▶ _TASK DIRECTIONS_:
From the listing below, extract each line containing the string "який".

******

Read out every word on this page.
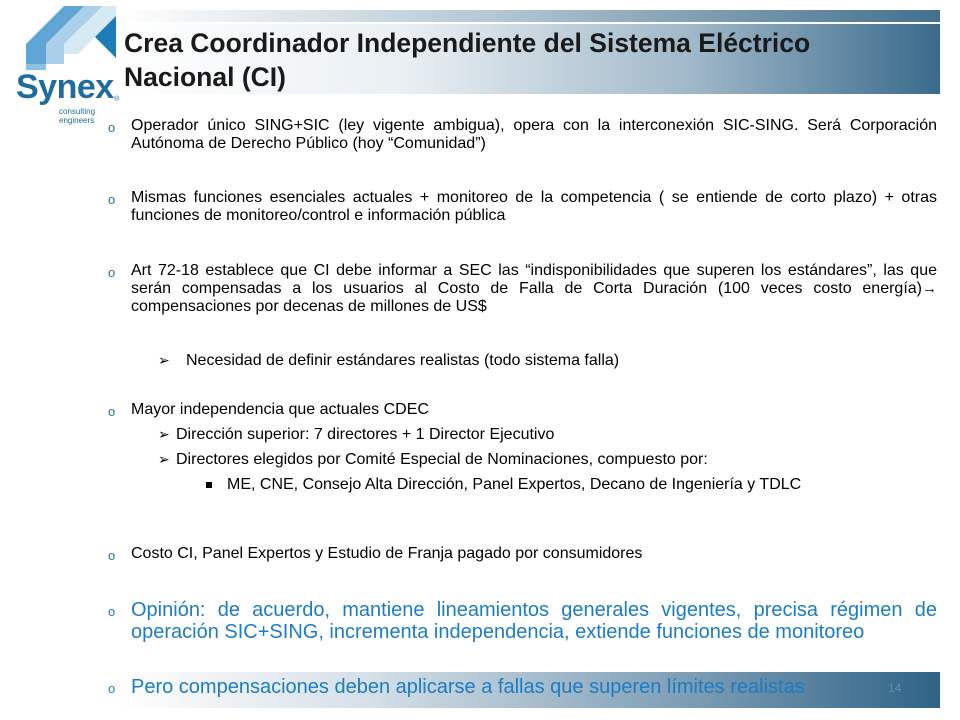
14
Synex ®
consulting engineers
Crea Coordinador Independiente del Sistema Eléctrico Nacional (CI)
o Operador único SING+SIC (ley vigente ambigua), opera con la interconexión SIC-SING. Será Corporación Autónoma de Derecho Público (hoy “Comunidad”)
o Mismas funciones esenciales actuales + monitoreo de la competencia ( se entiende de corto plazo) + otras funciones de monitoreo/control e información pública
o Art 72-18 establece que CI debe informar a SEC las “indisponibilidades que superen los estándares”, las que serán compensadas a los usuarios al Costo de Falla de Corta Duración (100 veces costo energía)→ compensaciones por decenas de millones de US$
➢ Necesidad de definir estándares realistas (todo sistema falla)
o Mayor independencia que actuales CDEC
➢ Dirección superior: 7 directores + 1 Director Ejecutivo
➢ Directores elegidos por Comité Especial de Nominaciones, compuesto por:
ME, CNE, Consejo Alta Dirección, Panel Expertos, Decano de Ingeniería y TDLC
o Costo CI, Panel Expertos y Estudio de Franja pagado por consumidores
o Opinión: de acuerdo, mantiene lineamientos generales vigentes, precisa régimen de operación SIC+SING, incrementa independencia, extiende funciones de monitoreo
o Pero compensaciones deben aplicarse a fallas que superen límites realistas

******

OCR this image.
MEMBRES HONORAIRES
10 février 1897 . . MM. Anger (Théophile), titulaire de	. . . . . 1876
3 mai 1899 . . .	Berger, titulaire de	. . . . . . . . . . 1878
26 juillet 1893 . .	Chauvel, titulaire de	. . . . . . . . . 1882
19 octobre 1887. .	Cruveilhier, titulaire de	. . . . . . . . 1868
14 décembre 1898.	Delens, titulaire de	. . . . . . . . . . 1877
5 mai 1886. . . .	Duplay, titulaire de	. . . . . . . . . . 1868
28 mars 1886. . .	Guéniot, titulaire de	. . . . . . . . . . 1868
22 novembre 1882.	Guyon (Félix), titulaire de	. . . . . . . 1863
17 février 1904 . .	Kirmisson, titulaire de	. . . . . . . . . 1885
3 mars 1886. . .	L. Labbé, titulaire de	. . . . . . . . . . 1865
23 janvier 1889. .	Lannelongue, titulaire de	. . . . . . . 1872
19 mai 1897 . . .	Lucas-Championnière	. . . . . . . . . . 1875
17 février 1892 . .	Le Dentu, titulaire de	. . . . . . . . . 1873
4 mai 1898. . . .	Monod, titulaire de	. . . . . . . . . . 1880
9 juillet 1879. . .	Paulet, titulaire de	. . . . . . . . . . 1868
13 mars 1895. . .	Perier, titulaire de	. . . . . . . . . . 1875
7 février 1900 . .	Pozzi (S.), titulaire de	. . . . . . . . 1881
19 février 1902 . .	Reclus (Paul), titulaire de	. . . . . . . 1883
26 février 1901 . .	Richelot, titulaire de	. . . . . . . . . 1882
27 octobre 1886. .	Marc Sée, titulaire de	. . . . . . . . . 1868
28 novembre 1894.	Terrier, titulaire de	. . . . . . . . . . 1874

******

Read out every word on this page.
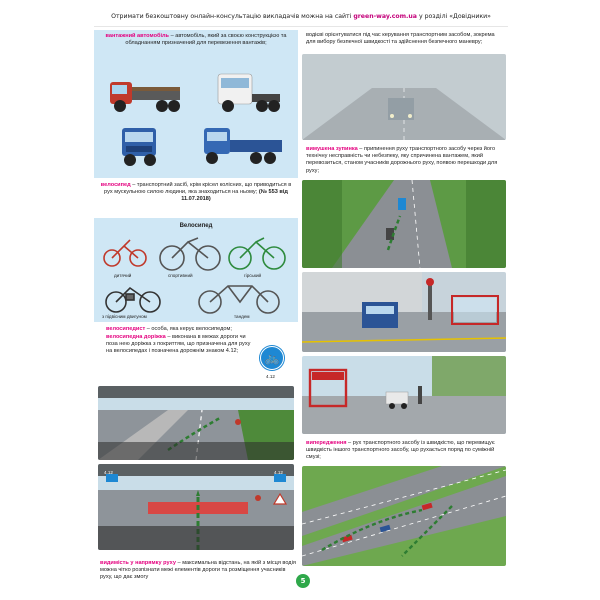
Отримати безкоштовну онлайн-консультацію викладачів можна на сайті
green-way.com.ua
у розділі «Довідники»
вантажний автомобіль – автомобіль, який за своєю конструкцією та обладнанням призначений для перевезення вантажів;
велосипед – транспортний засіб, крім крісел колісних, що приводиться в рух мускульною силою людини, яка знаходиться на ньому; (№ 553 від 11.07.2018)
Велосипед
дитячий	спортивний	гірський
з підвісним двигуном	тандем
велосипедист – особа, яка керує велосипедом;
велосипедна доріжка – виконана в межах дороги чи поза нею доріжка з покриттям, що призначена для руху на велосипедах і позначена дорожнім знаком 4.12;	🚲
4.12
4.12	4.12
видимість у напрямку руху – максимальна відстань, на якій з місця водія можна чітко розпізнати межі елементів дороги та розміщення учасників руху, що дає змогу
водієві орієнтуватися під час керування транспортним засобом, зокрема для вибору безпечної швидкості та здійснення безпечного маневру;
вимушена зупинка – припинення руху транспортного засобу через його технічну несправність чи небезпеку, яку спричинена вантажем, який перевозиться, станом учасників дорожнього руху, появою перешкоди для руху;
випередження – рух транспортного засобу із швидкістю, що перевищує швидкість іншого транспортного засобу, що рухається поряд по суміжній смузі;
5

******

▶ _REPLY_:
вантажний автомобіль – автомобіль, який за своєю конструкцією та обладнанням призначений для перевезення вантажів;
вимушена зупинка – припинення руху транспортного засобу через його технічну несправність чи небезпеку, яку спричинена вантажем, який перевозиться, станом учасників дорожнього руху, появою перешкоди для руху;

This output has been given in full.